PROMPT: Look through the listing and locate every line containing the word "content"; copy those lines.
===== PROVIDED RECORDS =====
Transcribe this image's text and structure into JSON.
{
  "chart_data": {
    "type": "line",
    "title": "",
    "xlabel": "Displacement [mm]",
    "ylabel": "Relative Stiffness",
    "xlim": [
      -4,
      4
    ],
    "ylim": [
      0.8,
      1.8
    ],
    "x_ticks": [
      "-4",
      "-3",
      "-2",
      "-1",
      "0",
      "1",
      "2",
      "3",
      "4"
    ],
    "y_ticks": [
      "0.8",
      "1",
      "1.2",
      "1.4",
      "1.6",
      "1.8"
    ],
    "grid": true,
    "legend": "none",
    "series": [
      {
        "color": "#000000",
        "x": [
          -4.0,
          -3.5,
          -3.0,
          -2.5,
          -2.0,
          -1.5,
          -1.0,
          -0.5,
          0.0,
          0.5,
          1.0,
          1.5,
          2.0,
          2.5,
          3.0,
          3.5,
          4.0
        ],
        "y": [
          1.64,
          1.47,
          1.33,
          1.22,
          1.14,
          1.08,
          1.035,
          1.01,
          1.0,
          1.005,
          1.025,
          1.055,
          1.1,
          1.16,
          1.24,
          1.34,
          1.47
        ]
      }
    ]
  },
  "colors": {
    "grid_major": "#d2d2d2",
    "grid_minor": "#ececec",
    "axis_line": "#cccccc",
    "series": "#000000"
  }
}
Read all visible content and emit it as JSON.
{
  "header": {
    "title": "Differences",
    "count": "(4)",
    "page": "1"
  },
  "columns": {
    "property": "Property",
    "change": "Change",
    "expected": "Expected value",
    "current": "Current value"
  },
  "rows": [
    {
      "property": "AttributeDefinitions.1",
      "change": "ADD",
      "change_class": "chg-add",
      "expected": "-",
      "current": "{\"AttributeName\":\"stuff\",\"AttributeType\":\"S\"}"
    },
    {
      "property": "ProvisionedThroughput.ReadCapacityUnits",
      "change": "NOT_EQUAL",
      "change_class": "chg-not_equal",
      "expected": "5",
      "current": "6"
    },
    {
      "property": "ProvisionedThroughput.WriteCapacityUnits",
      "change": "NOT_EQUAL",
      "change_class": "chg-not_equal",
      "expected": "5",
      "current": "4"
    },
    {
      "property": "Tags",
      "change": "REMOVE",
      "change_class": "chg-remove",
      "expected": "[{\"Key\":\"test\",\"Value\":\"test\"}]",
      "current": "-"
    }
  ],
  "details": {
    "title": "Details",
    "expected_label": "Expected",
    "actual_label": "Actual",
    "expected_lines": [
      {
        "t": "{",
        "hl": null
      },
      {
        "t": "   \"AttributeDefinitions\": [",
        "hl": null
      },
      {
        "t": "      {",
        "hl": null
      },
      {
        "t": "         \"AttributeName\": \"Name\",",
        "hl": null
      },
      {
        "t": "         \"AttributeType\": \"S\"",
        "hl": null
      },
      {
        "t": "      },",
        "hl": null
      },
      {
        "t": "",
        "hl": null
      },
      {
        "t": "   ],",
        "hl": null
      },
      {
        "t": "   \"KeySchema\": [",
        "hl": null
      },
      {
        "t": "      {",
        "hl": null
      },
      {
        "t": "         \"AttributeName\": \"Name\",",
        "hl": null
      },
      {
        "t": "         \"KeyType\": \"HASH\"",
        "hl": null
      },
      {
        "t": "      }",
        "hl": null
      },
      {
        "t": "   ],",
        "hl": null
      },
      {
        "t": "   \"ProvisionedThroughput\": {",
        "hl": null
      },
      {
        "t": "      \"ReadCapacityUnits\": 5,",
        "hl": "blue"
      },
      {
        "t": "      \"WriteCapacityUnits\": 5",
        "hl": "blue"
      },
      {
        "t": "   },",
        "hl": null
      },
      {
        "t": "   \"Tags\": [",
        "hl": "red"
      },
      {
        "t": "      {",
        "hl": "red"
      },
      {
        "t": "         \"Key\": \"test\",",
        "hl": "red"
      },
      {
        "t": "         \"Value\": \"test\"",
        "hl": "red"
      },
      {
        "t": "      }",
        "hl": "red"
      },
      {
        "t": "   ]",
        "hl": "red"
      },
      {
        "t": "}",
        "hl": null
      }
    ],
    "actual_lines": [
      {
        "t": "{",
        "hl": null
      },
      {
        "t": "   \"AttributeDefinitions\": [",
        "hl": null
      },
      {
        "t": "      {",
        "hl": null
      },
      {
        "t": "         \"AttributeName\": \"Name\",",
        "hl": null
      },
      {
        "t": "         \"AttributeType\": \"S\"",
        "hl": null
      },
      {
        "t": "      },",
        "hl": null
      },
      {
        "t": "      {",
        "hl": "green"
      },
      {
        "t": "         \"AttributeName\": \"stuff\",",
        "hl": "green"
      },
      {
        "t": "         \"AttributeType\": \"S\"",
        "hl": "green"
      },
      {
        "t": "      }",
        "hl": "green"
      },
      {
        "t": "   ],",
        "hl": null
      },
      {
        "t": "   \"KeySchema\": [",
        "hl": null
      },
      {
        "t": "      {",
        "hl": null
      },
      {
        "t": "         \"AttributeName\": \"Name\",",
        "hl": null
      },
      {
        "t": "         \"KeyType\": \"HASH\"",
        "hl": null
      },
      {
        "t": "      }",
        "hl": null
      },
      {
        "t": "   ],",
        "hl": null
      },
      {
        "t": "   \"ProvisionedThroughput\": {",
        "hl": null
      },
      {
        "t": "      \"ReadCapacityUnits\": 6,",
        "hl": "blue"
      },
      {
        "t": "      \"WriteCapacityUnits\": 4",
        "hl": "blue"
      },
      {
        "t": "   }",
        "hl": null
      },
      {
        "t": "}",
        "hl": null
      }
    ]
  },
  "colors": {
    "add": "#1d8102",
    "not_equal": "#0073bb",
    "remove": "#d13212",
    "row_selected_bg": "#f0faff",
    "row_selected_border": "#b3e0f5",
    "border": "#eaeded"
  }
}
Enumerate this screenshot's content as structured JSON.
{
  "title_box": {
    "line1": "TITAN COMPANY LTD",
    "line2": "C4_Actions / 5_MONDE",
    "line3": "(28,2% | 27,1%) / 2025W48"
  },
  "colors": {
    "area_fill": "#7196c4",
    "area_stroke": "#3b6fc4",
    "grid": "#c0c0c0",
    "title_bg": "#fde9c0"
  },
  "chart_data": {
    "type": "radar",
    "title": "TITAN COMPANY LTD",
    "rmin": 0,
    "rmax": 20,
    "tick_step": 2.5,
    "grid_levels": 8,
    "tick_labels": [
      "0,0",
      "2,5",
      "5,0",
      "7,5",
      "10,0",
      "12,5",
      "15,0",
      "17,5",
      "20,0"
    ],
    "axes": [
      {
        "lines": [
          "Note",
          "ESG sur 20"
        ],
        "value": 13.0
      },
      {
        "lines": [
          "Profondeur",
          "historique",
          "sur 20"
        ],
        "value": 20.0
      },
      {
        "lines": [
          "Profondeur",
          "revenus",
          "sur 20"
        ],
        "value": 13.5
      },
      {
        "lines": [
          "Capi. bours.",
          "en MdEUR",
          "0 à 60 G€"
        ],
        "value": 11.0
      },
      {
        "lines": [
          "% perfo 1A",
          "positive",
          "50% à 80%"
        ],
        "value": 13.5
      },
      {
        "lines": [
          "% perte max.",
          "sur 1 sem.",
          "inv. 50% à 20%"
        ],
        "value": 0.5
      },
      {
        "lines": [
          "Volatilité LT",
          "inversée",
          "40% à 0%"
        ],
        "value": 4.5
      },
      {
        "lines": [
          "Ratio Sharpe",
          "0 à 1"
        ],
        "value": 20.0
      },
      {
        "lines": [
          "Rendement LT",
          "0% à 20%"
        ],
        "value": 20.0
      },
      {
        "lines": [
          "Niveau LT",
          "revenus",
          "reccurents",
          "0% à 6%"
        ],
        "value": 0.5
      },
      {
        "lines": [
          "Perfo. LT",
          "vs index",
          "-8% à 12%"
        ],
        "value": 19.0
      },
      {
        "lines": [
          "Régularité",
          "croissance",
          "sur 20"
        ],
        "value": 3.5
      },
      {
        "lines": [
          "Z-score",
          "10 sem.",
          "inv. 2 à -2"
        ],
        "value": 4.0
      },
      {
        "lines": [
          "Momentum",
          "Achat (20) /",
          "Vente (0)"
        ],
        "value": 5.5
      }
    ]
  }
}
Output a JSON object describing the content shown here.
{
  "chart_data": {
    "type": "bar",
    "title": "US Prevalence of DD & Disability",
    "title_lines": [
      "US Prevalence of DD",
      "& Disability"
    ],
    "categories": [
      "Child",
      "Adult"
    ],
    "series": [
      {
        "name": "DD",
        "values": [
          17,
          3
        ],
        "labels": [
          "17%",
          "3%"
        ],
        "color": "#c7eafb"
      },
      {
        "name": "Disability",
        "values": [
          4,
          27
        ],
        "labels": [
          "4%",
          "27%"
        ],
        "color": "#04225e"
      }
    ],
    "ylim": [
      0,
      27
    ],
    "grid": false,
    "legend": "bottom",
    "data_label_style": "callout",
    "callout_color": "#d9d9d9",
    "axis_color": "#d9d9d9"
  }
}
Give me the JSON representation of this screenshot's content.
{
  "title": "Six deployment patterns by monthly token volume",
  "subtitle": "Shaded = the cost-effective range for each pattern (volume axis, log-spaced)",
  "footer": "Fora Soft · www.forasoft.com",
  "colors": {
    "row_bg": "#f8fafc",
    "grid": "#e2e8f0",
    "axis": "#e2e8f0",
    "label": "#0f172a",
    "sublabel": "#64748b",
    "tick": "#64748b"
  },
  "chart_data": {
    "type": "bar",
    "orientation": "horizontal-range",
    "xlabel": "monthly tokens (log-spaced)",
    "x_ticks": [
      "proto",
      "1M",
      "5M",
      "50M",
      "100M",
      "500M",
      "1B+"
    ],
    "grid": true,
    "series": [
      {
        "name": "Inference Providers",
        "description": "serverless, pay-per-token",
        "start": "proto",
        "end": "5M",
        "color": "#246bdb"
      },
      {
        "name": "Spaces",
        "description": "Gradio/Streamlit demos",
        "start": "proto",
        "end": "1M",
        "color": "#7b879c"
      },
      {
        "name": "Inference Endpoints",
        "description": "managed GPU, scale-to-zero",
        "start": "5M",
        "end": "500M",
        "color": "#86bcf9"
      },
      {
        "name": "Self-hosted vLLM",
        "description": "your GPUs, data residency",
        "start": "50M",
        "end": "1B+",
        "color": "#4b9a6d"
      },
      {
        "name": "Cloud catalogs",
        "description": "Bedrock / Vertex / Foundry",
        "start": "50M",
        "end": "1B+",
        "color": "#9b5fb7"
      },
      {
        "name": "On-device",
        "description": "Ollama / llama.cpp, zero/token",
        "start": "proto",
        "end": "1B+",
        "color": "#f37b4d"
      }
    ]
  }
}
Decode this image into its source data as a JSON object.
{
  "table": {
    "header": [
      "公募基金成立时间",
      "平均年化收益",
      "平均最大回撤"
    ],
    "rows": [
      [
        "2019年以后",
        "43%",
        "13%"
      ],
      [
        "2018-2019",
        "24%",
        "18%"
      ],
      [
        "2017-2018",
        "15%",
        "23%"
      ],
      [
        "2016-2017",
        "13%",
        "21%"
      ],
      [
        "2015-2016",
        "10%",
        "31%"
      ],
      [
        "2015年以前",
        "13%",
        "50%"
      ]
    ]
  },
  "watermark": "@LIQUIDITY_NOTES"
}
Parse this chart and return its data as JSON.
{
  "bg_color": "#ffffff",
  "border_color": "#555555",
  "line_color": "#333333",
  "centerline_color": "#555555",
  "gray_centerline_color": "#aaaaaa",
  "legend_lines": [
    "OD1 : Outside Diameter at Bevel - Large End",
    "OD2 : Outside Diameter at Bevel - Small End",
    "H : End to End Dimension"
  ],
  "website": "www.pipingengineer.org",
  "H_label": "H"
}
=====
OUTPUT FOR THIS TASK:
Read all visible content and emit it as JSON.
Enumerate this screenshot's content as structured JSON.
Output a JSON object describing the content shown here.
Give me the JSON representation of this screenshot's content.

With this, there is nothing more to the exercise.